> WHAT YOU ARE ASKED TO DO
Reproduce every entry below precisely. Pictures are excluded from the copy.

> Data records
■ ■ ■

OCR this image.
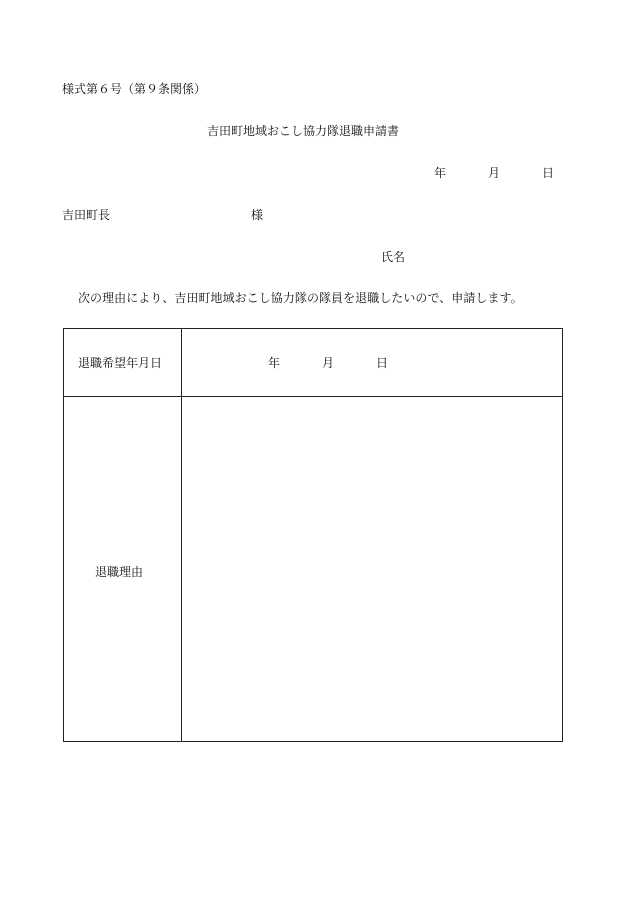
様式第６号（第９条関係）
吉田町地域おこし協力隊退職申請書
年	月	日
吉田町長	様
氏名
次の理由により、吉田町地域おこし協力隊の隊員を退職したいので、申請します。
退職希望年月日	年	月	日
退職理由
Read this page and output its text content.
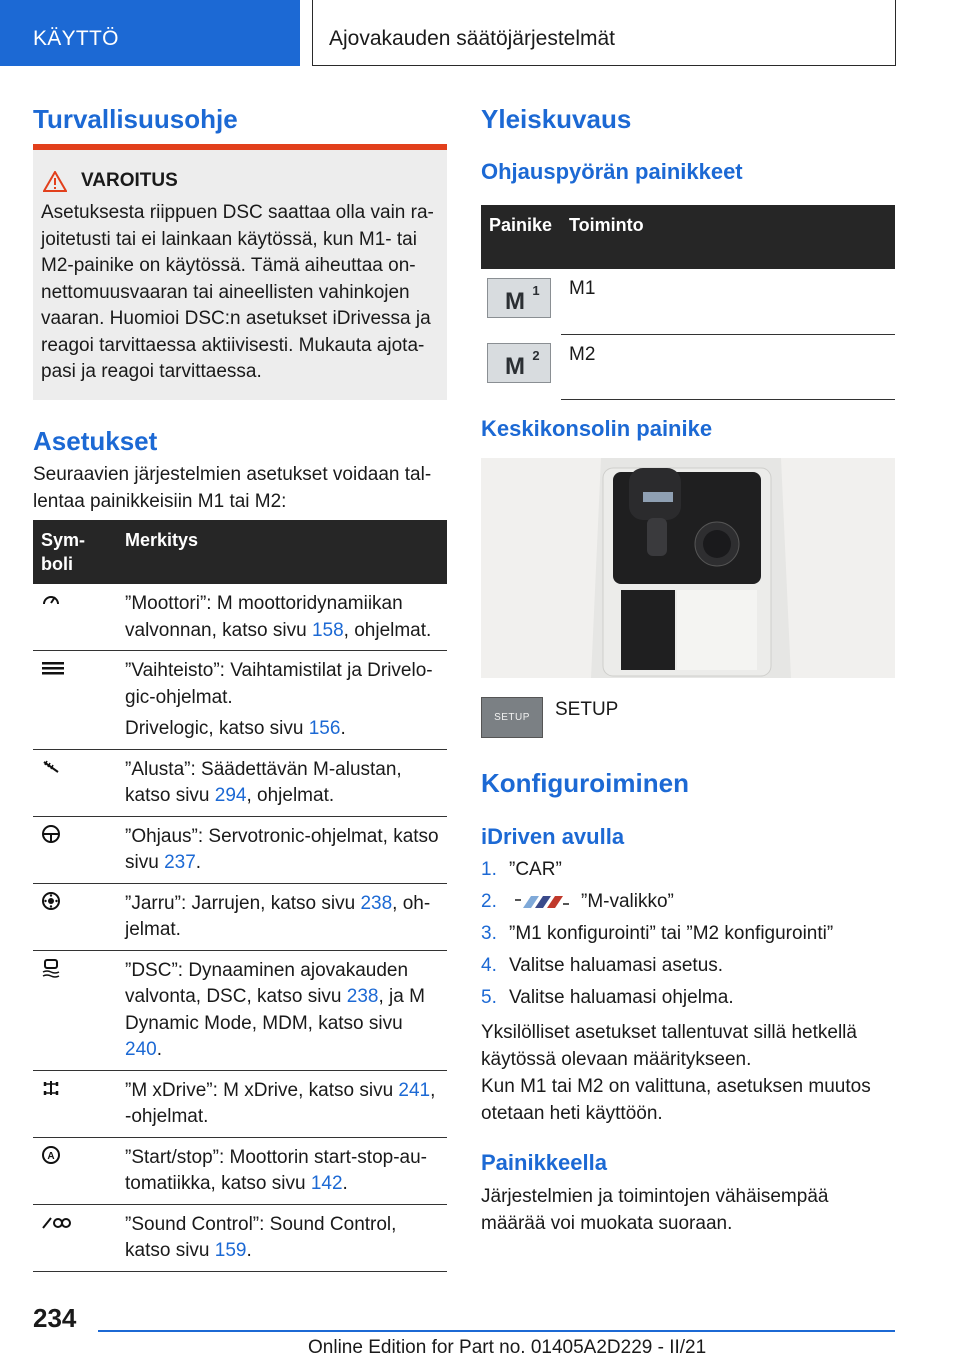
KÄYTTÖ	Ajovakauden säätöjärjestelmät
Turvallisuusohje
VAROITUS
Asetuksesta riippuen DSC saattaa olla vain rajoitetusti tai ei lainkaan käytössä, kun M1- tai M2-painike on käytössä. Tämä aiheuttaa onnettomuusvaaran tai aineellisten vahinkojen vaaran. Huomioi DSC:n asetukset iDrivessa ja reagoi tarvittaessa aktiivisesti. Mukauta ajotapasi ja reagoi tarvittaessa.
Asetukset
Seuraavien järjestelmien asetukset voidaan tallentaa painikkeisiin M1 tai M2:
Symboli	Merkitys
	”Moottori”: M moottoridynamiikan valvonnan, katso sivu 158, ohjelmat.

”Vaihteisto”: Vaihtamistilat ja Drivelogic-ohjelmat.
Drivelogic, katso sivu 156.

	”Alusta”: Säädettävän M-alustan, katso sivu 294, ohjelmat.
	”Ohjaus”: Servotronic-ohjelmat, katso sivu 237.
	”Jarru”: Jarrujen, katso sivu 238, ohjelmat.
	”DSC”: Dynaaminen ajovakauden valvonta, DSC, katso sivu 238, ja M Dynamic Mode, MDM, katso sivu 240.
	”M xDrive”: M xDrive, katso sivu 241, ‑ohjelmat.

A	”Start/stop”: Moottorin start-stop-automatiikka, katso sivu 142.
	”Sound Control”: Sound Control, katso sivu 159.
Yleiskuvaus
Ohjauspyörän painikkeet
Painike	Toiminto

M 1	M1

M 2	M2
Keskikonsolin painike
SETUP	SETUP
Konfiguroiminen
iDriven avulla
1. ”CAR”
2.	”M-valikko”
3. ”M1 konfigurointi” tai ”M2 konfigurointi”
4. Valitse haluamasi asetus.
5. Valitse haluamasi ohjelma.
Yksilölliset asetukset tallentuvat sillä hetkellä käytössä olevaan määritykseen.
Kun M1 tai M2 on valittuna, asetuksen muutos otetaan heti käyttöön.
Painikkeella
Järjestelmien ja toimintojen vähäisempää määrää voi muokata suoraan.
234
Online Edition for Part no. 01405A2D229 - II/21
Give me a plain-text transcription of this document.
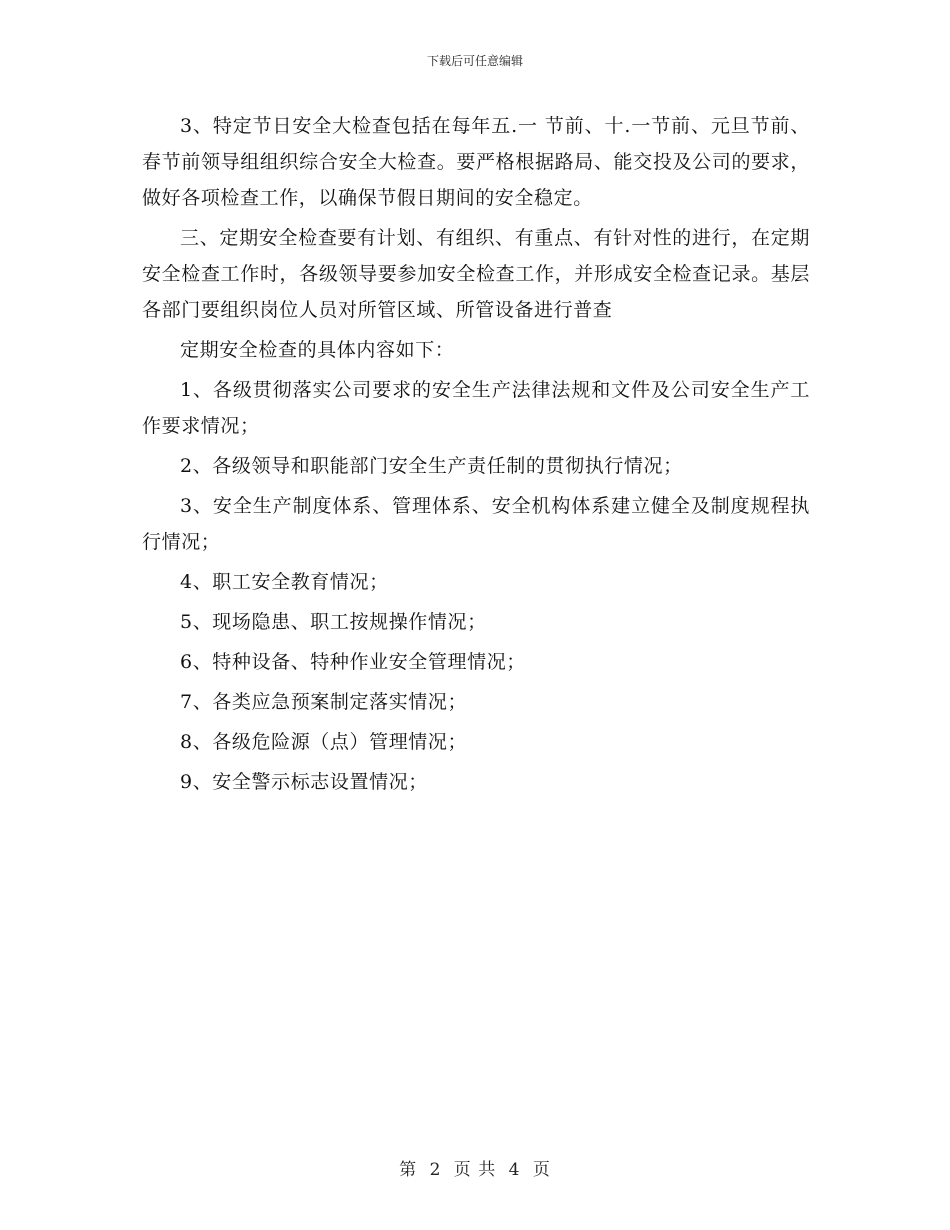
下载后可任意编辑

3、特定节日安全大检查包括在每年五.一 节前、十.一节前、元旦节前、春节前领导组组织综合安全大检查。要严格根据路局、能交投及公司的要求，做好各项检查工作，以确保节假日期间的安全稳定。

三、定期安全检查要有计划、有组织、有重点、有针对性的进行，在定期安全检查工作时，各级领导要参加安全检查工作，并形成安全检查记录。基层各部门要组织岗位人员对所管区域、所管设备进行普查

定期安全检查的具体内容如下：

1、各级贯彻落实公司要求的安全生产法律法规和文件及公司安全生产工作要求情况；

2、各级领导和职能部门安全生产责任制的贯彻执行情况；

3、安全生产制度体系、管理体系、安全机构体系建立健全及制度规程执行情况；

4、职工安全教育情况；

5、现场隐患、职工按规操作情况；

6、特种设备、特种作业安全管理情况；

7、各类应急预案制定落实情况；

8、各级危险源（点）管理情况；

9、安全警示标志设置情况；

第 2 页 共 4 页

■ ■ ■

> SOLUTION TO THIS PROBLEM
OCR this image.
様式第６号（第９条関係）
吉田町地域おこし協力隊退職申請書
年	月	日
吉田町長	様
氏名
次の理由により、吉田町地域おこし協力隊の隊員を退職したいので、申請します。
退職希望年月日	年	月	日
退職理由
Read this page and output its text content.
KÄYTTÖ	Ajovakauden säätöjärjestelmät
Turvallisuusohje
VAROITUS
Asetuksesta riippuen DSC saattaa olla vain rajoitetusti tai ei lainkaan käytössä, kun M1- tai M2-painike on käytössä. Tämä aiheuttaa onnettomuusvaaran tai aineellisten vahinkojen vaaran. Huomioi DSC:n asetukset iDrivessa ja reagoi tarvittaessa aktiivisesti. Mukauta ajotapasi ja reagoi tarvittaessa.
Asetukset
Seuraavien järjestelmien asetukset voidaan tallentaa painikkeisiin M1 tai M2:
Symboli	Merkitys
	”Moottori”: M moottoridynamiikan valvonnan, katso sivu 158, ohjelmat.

”Vaihteisto”: Vaihtamistilat ja Drivelogic-ohjelmat.
Drivelogic, katso sivu 156.

	”Alusta”: Säädettävän M-alustan, katso sivu 294, ohjelmat.
	”Ohjaus”: Servotronic-ohjelmat, katso sivu 237.
	”Jarru”: Jarrujen, katso sivu 238, ohjelmat.
	”DSC”: Dynaaminen ajovakauden valvonta, DSC, katso sivu 238, ja M Dynamic Mode, MDM, katso sivu 240.
	”M xDrive”: M xDrive, katso sivu 241, ‑ohjelmat.

A	”Start/stop”: Moottorin start-stop-automatiikka, katso sivu 142.
	”Sound Control”: Sound Control, katso sivu 159.
Yleiskuvaus
Ohjauspyörän painikkeet
Painike	Toiminto

M 1	M1

M 2	M2
Keskikonsolin painike
SETUP	SETUP
Konfiguroiminen
iDriven avulla
1. ”CAR”
2.	”M-valikko”
3. ”M1 konfigurointi” tai ”M2 konfigurointi”
4. Valitse haluamasi asetus.
5. Valitse haluamasi ohjelma.
Yksilölliset asetukset tallentuvat sillä hetkellä käytössä olevaan määritykseen.
Kun M1 tai M2 on valittuna, asetuksen muutos otetaan heti käyttöön.
Painikkeella
Järjestelmien ja toimintojen vähäisempää määrää voi muokata suoraan.
234
Online Edition for Part no. 01405A2D229 - II/21
Give me a plain-text transcription of this document.
下载后可任意编辑

3、特定节日安全大检查包括在每年五.一 节前、十.一节前、元旦节前、春节前领导组组织综合安全大检查。要严格根据路局、能交投及公司的要求，做好各项检查工作，以确保节假日期间的安全稳定。

三、定期安全检查要有计划、有组织、有重点、有针对性的进行，在定期安全检查工作时，各级领导要参加安全检查工作，并形成安全检查记录。基层各部门要组织岗位人员对所管区域、所管设备进行普查

定期安全检查的具体内容如下：

1、各级贯彻落实公司要求的安全生产法律法规和文件及公司安全生产工作要求情况；

2、各级领导和职能部门安全生产责任制的贯彻执行情况；

3、安全生产制度体系、管理体系、安全机构体系建立健全及制度规程执行情况；

4、职工安全教育情况；

5、现场隐患、职工按规操作情况；

6、特种设备、特种作业安全管理情况；

7、各类应急预案制定落实情况；

8、各级危险源（点）管理情况；

9、安全警示标志设置情况；

第 2 页 共 4 页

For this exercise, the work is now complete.